* [INSTRUCTIONS FOR THE TASK] Return the whole listing, line for line, without the pictures in it.

* [RECORDS PROVIDED]
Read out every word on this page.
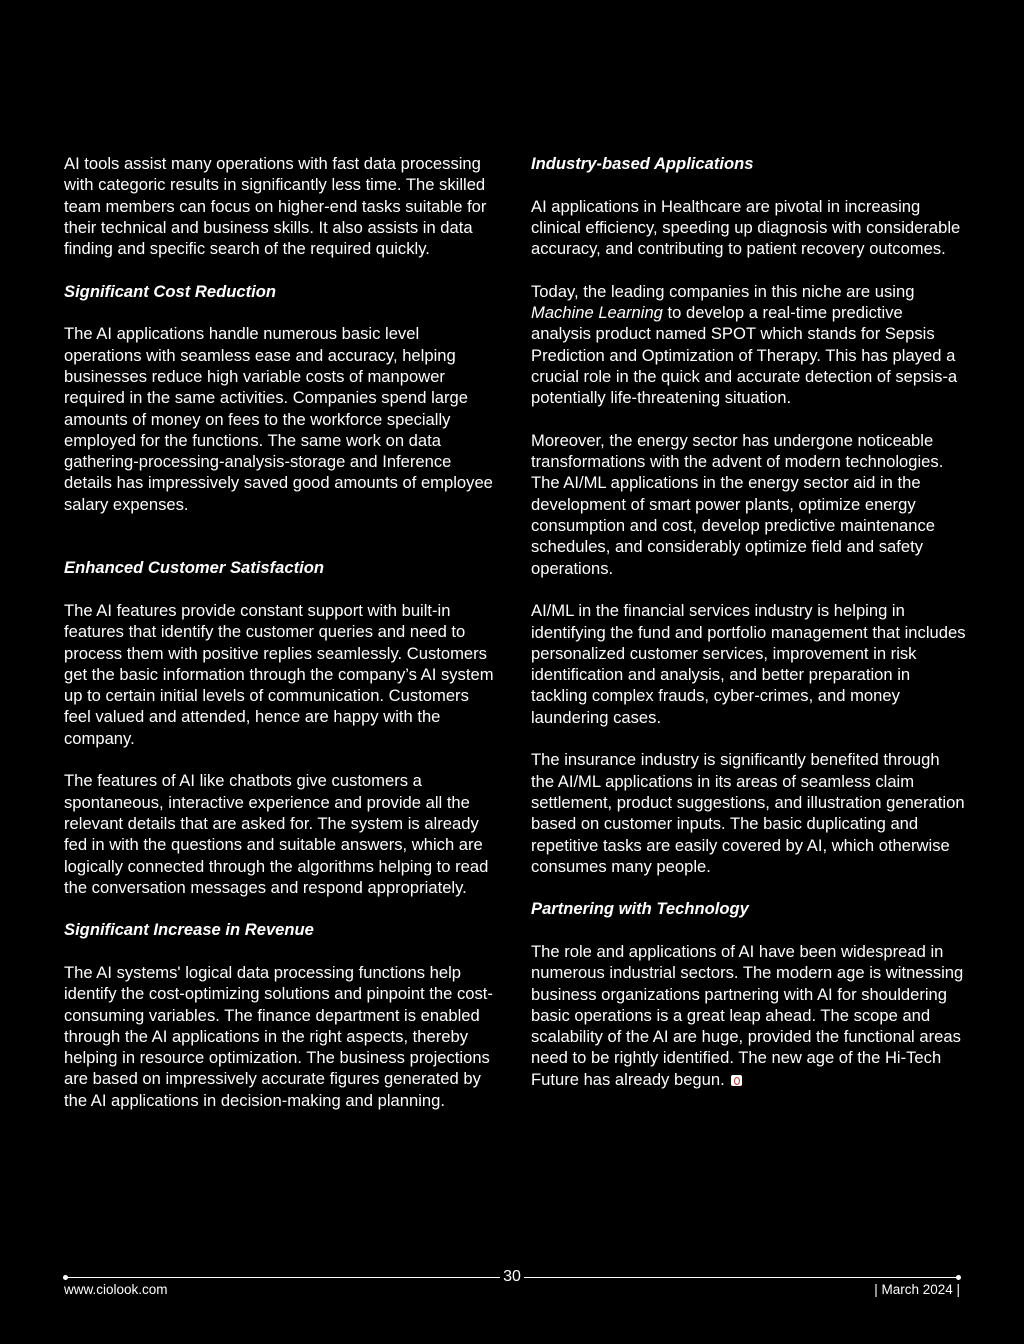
AI tools assist many operations with fast data processing with categoric results in significantly less time. The skilled team members can focus on higher-end tasks suitable for their technical and business skills. It also assists in data finding and specific search of the required quickly.

Significant Cost Reduction

The AI applications handle numerous basic level operations with seamless ease and accuracy, helping businesses reduce high variable costs of manpower required in the same activities. Companies spend large amounts of money on fees to the workforce specially employed for the functions. The same work on data gathering-processing-analysis-storage and Inference details has impressively saved good amounts of employee salary expenses.

Enhanced Customer Satisfaction

The AI features provide constant support with built-in features that identify the customer queries and need to process them with positive replies seamlessly. Customers get the basic information through the company’s AI system up to certain initial levels of communication. Customers feel valued and attended, hence are happy with the company.

The features of AI like chatbots give customers a spontaneous, interactive experience and provide all the relevant details that are asked for. The system is already fed in with the questions and suitable answers, which are logically connected through the algorithms helping to read the conversation messages and respond appropriately.

Significant Increase in Revenue

The AI systems' logical data processing functions help identify the cost-optimizing solutions and pinpoint the cost-consuming variables. The finance department is enabled through the AI applications in the right aspects, thereby helping in resource optimization. The business projections are based on impressively accurate figures generated by the AI applications in decision-making and planning.

Industry-based Applications

AI applications in Healthcare are pivotal in increasing clinical efficiency, speeding up diagnosis with considerable accuracy, and contributing to patient recovery outcomes.

Today, the leading companies in this niche are using Machine Learning to develop a real-time predictive analysis product named SPOT which stands for Sepsis Prediction and Optimization of Therapy. This has played a crucial role in the quick and accurate detection of sepsis-a potentially life-threatening situation.

Moreover, the energy sector has undergone noticeable transformations with the advent of modern technologies. The AI/ML applications in the energy sector aid in the development of smart power plants, optimize energy consumption and cost, develop predictive maintenance schedules, and considerably optimize field and safety operations.

AI/ML in the financial services industry is helping in identifying the fund and portfolio management that includes personalized customer services, improvement in risk identification and analysis, and better preparation in tackling complex frauds, cyber-crimes, and money laundering cases.

The insurance industry is significantly benefited through the AI/ML applications in its areas of seamless claim settlement, product suggestions, and illustration generation based on customer inputs. The basic duplicating and repetitive tasks are easily covered by AI, which otherwise consumes many people.

Partnering with Technology

The role and applications of AI have been widespread in numerous industrial sectors. The modern age is witnessing business organizations partnering with AI for shouldering basic operations is a great leap ahead. The scope and scalability of the AI are huge, provided the functional areas need to be rightly identified. The new age of the Hi-Tech Future has already begun.

30
www.ciolook.com	| March 2024 |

* [WRITTEN SOLUTION]
Read out every word on this page.
AI tools assist many operations with fast data processing with categoric results in significantly less time. The skilled team members can focus on higher-end tasks suitable for their technical and business skills. It also assists in data finding and specific search of the required quickly.

Significant Cost Reduction

The AI applications handle numerous basic level operations with seamless ease and accuracy, helping businesses reduce high variable costs of manpower required in the same activities. Companies spend large amounts of money on fees to the workforce specially employed for the functions. The same work on data gathering-processing-analysis-storage and Inference details has impressively saved good amounts of employee salary expenses.

Enhanced Customer Satisfaction

The AI features provide constant support with built-in features that identify the customer queries and need to process them with positive replies seamlessly. Customers get the basic information through the company’s AI system up to certain initial levels of communication. Customers feel valued and attended, hence are happy with the company.

The features of AI like chatbots give customers a spontaneous, interactive experience and provide all the relevant details that are asked for. The system is already fed in with the questions and suitable answers, which are logically connected through the algorithms helping to read the conversation messages and respond appropriately.

Significant Increase in Revenue

The AI systems' logical data processing functions help identify the cost-optimizing solutions and pinpoint the cost-consuming variables. The finance department is enabled through the AI applications in the right aspects, thereby helping in resource optimization. The business projections are based on impressively accurate figures generated by the AI applications in decision-making and planning.

Industry-based Applications

AI applications in Healthcare are pivotal in increasing clinical efficiency, speeding up diagnosis with considerable accuracy, and contributing to patient recovery outcomes.

Today, the leading companies in this niche are using Machine Learning to develop a real-time predictive analysis product named SPOT which stands for Sepsis Prediction and Optimization of Therapy. This has played a crucial role in the quick and accurate detection of sepsis-a potentially life-threatening situation.

Moreover, the energy sector has undergone noticeable transformations with the advent of modern technologies. The AI/ML applications in the energy sector aid in the development of smart power plants, optimize energy consumption and cost, develop predictive maintenance schedules, and considerably optimize field and safety operations.

AI/ML in the financial services industry is helping in identifying the fund and portfolio management that includes personalized customer services, improvement in risk identification and analysis, and better preparation in tackling complex frauds, cyber-crimes, and money laundering cases.

The insurance industry is significantly benefited through the AI/ML applications in its areas of seamless claim settlement, product suggestions, and illustration generation based on customer inputs. The basic duplicating and repetitive tasks are easily covered by AI, which otherwise consumes many people.

Partnering with Technology

The role and applications of AI have been widespread in numerous industrial sectors. The modern age is witnessing business organizations partnering with AI for shouldering basic operations is a great leap ahead. The scope and scalability of the AI are huge, provided the functional areas need to be rightly identified. The new age of the Hi-Tech Future has already begun.

30
www.ciolook.com	| March 2024 |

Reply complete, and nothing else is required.